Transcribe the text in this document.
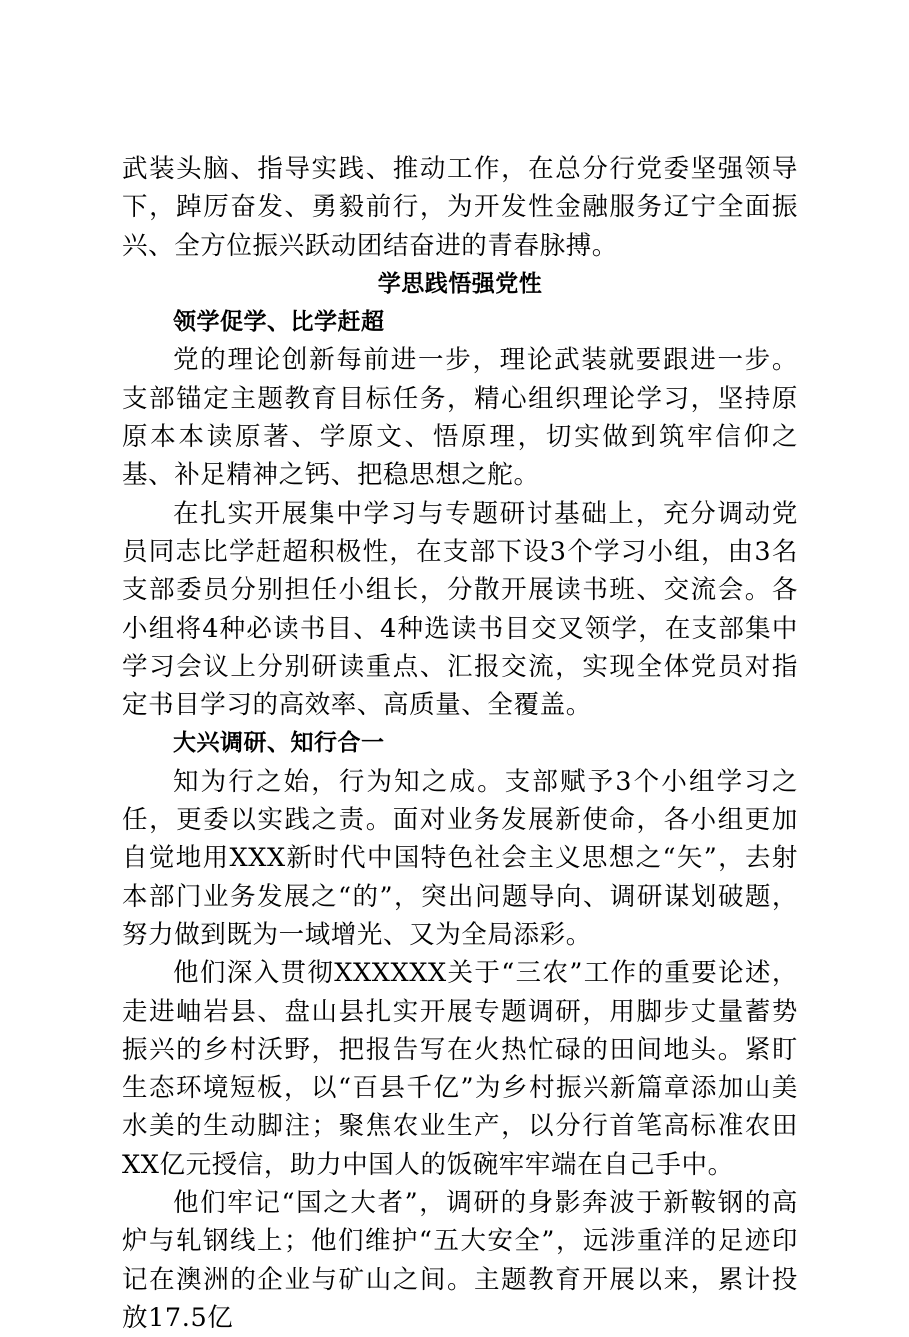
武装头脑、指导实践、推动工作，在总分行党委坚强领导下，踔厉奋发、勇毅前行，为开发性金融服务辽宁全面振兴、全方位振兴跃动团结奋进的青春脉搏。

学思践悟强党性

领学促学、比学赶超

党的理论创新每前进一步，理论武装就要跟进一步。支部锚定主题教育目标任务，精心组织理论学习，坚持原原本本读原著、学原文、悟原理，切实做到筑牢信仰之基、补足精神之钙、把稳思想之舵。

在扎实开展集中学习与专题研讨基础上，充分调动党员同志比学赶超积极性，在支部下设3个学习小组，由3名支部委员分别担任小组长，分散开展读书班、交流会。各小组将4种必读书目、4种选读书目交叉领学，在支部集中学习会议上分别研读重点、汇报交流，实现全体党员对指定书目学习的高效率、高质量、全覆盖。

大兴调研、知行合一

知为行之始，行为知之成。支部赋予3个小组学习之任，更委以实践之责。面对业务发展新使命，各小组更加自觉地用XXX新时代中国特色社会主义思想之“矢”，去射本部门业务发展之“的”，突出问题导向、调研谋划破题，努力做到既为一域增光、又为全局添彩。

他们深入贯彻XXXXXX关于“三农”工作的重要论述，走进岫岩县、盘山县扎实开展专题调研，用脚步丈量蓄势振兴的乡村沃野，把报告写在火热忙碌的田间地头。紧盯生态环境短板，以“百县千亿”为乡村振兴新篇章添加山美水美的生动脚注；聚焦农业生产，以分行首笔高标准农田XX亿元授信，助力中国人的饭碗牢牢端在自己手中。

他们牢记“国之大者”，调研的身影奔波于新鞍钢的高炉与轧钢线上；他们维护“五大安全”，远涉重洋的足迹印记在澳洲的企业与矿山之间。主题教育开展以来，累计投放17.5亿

━━━━━━

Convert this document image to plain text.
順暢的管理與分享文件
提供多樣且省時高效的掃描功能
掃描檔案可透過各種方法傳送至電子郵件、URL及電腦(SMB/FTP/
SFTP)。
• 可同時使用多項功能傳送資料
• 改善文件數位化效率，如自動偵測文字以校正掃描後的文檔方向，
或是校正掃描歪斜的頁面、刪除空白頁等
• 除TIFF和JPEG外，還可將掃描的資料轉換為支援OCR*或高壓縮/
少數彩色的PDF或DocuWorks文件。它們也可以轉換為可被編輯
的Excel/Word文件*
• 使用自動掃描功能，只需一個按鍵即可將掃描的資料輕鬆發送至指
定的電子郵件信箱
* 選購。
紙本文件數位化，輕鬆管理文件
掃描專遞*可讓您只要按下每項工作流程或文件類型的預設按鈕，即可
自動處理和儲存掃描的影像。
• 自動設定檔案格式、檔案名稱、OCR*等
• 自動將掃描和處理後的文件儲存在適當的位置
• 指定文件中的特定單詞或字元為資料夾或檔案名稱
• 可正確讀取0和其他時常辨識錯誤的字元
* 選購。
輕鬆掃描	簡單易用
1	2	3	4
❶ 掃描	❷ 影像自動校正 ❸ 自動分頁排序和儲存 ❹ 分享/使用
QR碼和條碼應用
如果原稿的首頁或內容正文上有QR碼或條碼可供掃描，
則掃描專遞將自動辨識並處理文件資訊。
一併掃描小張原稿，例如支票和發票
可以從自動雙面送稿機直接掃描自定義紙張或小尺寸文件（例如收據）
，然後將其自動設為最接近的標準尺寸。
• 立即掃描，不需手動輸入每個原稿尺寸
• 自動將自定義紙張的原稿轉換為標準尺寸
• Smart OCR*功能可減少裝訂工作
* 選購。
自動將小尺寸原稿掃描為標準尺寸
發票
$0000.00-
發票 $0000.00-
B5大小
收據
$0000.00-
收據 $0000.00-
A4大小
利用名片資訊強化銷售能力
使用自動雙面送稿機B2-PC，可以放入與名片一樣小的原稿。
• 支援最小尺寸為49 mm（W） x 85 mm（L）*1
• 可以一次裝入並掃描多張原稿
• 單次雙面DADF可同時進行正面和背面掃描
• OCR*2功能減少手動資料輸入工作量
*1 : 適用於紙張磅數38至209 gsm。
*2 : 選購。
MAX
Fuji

━━━━━━

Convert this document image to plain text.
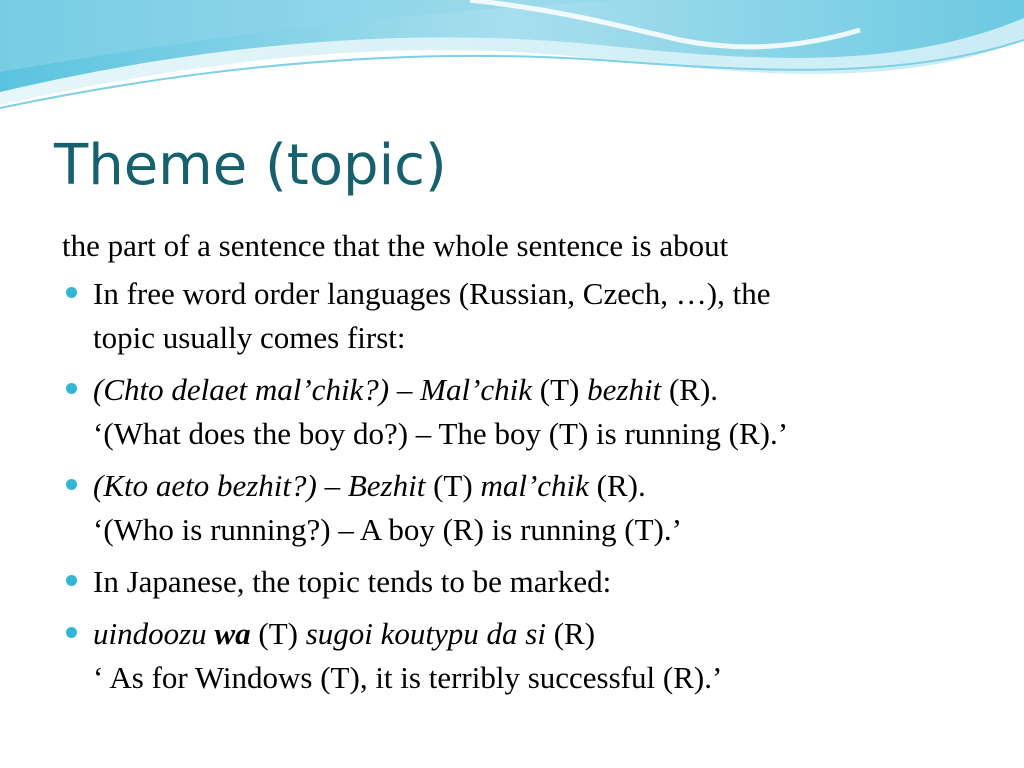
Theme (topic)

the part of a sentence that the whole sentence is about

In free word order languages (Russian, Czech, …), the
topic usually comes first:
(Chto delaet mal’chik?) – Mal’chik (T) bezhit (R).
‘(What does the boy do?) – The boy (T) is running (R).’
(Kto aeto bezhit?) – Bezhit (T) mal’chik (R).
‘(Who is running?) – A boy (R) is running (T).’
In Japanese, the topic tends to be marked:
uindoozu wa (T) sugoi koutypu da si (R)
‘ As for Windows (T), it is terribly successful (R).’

━━━━━━

(Task details) Select every line of the material above holding the word "running" and copy it.

(Output of the task)
‘(What does the boy do?) – The boy (T) is running (R).’
‘(Who is running?) – A boy (R) is running (T).’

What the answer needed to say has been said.